§ **Input rows**:
━━━━━━━━

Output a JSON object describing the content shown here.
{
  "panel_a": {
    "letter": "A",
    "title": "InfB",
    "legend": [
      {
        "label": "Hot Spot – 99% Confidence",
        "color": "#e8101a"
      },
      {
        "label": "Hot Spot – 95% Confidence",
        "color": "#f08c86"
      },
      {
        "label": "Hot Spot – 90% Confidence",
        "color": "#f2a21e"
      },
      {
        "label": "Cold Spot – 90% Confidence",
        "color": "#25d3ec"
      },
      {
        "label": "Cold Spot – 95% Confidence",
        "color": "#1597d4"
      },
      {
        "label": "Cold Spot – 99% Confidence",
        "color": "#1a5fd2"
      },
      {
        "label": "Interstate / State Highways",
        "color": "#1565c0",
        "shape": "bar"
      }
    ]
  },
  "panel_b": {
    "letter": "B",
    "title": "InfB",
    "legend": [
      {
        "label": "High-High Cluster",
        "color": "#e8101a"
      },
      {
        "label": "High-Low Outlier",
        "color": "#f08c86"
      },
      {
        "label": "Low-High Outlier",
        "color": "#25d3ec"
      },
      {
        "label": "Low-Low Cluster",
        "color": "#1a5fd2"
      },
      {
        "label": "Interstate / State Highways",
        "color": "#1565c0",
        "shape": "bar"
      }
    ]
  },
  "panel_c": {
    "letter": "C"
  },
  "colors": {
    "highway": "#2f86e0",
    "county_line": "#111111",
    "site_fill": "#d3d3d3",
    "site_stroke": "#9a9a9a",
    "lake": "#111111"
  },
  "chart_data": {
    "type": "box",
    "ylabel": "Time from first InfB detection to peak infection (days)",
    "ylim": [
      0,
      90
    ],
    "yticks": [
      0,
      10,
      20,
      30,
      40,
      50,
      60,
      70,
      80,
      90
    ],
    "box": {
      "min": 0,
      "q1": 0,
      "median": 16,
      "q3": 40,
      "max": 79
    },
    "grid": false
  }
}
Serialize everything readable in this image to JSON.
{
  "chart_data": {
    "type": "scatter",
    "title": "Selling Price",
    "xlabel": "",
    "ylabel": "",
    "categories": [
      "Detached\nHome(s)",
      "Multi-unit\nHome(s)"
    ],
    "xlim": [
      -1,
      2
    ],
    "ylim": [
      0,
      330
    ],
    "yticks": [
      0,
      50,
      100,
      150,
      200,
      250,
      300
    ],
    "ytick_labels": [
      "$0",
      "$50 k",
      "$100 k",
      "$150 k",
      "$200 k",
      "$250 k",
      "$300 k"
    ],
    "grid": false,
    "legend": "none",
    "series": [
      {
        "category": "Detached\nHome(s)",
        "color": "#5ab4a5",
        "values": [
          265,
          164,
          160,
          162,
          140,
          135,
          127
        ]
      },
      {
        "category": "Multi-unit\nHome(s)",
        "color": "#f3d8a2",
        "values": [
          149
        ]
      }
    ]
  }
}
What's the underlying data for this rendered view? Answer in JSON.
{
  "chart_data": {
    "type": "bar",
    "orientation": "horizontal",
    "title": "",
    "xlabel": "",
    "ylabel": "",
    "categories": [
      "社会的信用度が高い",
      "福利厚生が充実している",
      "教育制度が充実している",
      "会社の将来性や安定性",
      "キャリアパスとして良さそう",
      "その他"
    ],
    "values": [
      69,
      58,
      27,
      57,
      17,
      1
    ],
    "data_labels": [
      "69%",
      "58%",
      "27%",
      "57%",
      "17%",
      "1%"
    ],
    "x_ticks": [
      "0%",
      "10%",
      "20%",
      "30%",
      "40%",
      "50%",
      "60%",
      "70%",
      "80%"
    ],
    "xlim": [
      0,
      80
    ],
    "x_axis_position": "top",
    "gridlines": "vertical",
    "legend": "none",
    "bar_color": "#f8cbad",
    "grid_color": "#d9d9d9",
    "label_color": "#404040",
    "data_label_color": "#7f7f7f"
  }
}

━━━━━━━━

State only the count of lines above that hold the string "Spot".

6